╭─ Data listing

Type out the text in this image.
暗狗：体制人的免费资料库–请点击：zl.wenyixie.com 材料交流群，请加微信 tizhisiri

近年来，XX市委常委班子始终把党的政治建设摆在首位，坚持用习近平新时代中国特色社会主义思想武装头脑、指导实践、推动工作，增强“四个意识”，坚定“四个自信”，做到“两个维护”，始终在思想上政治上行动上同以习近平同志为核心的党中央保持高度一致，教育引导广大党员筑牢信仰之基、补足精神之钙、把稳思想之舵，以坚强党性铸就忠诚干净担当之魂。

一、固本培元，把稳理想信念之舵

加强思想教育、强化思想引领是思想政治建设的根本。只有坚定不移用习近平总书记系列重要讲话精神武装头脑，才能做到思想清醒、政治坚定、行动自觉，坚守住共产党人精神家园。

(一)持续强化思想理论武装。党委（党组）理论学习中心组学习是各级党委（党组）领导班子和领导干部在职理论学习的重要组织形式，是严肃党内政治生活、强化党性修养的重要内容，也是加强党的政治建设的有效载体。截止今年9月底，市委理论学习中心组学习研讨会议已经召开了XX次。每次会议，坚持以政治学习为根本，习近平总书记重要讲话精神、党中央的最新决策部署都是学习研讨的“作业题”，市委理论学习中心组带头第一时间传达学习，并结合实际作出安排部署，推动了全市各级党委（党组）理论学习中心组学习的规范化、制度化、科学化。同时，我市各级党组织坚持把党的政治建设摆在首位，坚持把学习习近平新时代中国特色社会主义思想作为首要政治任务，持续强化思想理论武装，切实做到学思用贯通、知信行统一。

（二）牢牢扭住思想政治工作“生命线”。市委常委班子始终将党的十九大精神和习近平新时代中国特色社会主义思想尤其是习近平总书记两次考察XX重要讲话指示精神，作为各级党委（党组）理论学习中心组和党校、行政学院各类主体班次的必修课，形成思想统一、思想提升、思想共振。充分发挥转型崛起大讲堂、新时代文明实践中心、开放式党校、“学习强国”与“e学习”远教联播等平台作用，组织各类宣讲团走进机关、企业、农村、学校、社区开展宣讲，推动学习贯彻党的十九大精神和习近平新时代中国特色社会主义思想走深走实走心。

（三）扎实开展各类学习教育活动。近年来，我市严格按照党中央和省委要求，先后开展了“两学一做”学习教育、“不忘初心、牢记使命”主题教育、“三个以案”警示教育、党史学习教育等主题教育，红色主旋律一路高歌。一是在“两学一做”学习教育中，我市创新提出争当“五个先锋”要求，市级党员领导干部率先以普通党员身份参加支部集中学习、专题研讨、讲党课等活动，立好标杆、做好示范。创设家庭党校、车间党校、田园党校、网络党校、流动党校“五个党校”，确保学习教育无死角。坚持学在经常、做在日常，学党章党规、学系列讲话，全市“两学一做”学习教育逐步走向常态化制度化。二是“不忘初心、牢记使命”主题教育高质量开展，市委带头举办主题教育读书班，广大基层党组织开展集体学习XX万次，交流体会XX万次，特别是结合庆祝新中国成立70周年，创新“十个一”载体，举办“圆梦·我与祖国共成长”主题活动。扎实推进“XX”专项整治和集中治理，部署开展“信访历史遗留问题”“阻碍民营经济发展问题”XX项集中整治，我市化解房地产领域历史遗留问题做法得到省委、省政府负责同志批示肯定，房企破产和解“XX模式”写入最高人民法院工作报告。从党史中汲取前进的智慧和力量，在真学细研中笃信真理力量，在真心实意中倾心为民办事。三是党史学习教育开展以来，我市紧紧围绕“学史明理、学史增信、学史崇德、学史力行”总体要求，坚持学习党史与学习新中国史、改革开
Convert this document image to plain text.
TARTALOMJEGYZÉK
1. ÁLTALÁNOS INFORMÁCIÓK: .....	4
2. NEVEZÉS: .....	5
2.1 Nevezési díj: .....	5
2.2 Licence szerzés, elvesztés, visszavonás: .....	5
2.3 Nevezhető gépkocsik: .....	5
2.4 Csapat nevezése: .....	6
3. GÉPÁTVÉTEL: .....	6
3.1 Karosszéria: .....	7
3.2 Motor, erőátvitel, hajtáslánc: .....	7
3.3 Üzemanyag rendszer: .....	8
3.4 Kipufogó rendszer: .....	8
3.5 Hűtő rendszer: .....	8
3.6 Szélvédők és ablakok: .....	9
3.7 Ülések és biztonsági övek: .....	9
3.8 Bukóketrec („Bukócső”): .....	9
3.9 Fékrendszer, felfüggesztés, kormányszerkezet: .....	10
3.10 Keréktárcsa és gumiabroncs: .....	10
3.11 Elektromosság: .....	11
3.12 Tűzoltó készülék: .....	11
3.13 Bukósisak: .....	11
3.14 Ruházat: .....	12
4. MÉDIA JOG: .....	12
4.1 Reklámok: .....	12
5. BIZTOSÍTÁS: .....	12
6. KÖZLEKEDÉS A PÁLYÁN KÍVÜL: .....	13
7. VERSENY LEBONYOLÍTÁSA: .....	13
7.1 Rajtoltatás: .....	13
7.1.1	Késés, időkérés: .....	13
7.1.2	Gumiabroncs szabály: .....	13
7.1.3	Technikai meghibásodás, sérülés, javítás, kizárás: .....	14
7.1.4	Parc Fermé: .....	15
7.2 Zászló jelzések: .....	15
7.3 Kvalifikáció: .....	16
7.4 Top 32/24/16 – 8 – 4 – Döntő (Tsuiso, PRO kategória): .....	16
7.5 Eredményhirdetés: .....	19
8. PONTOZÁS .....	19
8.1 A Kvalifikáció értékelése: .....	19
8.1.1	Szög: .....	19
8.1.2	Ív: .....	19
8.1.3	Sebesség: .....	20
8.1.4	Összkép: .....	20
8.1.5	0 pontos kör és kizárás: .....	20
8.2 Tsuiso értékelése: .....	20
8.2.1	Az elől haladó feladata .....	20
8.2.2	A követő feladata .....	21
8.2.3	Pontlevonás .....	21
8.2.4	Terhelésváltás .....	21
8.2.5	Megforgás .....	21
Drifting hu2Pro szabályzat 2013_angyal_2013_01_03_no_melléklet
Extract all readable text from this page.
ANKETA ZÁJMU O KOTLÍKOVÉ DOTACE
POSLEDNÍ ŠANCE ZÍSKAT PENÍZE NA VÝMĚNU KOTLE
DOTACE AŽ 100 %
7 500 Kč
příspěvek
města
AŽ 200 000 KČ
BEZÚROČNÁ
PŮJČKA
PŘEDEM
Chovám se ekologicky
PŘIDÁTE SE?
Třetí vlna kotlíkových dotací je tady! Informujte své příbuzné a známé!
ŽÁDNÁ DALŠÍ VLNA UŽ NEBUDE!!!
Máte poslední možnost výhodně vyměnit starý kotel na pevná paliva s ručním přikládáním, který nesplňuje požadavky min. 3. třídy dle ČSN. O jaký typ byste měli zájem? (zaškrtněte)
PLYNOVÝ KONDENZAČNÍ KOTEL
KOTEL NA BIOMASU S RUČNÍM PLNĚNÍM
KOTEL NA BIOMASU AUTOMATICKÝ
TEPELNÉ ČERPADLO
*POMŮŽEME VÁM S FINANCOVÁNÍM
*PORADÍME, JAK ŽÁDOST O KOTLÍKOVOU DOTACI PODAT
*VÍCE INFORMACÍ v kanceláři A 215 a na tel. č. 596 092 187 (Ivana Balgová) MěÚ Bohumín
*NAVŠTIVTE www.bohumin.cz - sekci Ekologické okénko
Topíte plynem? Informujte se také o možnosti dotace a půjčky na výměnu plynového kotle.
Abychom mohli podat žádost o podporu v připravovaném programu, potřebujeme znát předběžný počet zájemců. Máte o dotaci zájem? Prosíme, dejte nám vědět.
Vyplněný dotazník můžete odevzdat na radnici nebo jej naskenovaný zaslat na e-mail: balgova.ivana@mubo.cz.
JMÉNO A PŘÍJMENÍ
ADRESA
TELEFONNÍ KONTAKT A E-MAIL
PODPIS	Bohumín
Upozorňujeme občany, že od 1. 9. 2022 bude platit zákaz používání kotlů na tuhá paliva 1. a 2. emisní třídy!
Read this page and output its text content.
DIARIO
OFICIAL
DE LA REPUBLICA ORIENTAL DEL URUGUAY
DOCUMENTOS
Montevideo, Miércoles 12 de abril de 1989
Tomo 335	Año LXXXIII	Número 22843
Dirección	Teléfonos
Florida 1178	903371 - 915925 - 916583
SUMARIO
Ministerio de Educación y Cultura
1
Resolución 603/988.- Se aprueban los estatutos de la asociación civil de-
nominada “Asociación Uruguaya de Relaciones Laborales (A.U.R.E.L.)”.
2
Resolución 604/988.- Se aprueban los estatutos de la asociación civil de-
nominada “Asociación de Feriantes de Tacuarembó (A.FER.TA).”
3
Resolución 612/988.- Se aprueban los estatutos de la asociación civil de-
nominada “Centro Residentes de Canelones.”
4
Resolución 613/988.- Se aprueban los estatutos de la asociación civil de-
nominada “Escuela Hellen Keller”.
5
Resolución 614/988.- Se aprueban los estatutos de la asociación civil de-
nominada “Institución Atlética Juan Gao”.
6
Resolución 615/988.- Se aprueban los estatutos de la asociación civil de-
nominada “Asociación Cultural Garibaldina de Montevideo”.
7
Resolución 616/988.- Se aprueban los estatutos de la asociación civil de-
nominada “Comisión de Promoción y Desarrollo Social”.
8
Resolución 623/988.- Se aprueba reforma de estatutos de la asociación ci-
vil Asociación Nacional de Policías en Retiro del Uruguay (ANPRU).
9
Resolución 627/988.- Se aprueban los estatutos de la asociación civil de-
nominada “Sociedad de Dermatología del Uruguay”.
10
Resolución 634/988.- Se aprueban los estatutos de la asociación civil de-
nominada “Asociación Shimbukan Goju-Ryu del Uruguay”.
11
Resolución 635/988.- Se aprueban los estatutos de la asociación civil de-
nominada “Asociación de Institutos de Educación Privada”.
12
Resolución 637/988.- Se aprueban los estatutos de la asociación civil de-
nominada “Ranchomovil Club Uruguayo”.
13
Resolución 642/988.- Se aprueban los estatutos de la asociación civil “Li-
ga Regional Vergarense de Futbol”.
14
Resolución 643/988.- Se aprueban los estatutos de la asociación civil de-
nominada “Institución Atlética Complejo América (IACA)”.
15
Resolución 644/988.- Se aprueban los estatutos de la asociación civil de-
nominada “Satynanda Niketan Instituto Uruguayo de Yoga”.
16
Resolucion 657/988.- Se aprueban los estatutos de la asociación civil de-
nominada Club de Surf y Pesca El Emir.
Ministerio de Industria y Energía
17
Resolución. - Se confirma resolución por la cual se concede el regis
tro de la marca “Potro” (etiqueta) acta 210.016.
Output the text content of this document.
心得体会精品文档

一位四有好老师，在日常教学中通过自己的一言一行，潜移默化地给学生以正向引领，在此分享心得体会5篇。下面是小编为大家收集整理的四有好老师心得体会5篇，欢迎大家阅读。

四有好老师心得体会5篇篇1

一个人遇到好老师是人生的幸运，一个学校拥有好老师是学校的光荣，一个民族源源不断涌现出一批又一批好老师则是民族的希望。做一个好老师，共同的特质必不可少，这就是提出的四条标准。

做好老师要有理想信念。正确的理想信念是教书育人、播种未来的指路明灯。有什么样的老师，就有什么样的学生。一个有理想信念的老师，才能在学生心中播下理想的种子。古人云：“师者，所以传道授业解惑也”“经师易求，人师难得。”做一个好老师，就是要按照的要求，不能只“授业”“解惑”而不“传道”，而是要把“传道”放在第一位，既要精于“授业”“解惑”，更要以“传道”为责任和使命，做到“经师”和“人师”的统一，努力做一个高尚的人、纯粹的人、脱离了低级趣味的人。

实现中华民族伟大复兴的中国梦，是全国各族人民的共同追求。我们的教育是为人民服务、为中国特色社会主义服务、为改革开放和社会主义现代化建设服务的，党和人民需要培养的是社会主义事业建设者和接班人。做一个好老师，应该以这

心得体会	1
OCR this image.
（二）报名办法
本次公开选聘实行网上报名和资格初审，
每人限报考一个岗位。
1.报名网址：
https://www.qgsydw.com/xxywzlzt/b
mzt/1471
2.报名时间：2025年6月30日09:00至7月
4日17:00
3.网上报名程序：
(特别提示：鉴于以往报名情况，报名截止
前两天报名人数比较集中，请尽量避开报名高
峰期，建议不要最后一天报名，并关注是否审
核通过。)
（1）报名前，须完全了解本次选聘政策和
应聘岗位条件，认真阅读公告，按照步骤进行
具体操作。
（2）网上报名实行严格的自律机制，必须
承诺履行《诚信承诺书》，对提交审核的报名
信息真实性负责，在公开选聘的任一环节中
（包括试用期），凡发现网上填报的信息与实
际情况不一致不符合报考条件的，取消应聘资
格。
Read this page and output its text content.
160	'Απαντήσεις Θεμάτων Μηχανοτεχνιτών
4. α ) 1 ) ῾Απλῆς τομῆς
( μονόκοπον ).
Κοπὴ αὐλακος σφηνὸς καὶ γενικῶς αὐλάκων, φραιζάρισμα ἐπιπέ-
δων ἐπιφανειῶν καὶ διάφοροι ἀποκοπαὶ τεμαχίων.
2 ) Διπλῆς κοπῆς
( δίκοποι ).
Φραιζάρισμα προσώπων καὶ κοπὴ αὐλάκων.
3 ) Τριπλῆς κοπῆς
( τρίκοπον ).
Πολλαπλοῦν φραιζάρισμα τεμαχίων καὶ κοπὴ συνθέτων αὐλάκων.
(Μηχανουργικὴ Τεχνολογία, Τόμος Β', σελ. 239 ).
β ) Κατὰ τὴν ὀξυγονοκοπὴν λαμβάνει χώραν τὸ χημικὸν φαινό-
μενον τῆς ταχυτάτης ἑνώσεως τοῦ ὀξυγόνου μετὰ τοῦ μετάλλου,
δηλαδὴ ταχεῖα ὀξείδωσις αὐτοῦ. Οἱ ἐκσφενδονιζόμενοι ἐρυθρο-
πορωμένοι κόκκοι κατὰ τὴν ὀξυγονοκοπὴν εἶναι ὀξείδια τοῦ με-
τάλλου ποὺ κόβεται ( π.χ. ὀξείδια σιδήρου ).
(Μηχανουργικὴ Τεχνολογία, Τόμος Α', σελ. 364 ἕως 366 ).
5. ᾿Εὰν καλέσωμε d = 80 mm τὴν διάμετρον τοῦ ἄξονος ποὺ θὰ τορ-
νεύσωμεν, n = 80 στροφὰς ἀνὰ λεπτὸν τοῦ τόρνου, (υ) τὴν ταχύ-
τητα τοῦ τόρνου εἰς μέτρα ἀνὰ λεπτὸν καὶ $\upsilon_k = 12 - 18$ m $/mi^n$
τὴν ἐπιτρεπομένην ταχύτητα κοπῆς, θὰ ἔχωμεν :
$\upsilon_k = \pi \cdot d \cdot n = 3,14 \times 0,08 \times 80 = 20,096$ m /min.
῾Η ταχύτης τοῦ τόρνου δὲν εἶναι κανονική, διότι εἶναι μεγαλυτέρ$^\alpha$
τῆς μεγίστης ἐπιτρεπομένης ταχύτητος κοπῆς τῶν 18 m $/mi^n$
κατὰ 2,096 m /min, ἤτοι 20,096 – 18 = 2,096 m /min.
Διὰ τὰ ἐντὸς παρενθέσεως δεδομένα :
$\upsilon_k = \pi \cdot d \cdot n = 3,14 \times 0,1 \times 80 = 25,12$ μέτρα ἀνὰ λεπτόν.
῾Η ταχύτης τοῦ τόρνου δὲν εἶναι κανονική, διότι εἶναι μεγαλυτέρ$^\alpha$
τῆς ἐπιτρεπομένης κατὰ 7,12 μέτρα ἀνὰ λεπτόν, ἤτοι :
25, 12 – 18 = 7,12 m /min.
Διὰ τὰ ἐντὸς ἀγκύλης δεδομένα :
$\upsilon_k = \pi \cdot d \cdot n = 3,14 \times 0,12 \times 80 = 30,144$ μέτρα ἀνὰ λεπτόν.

╰─

Establish how many lines of the material above hold the word "Informujte". Nothing but the count should be returned.

▶ **The reply**
2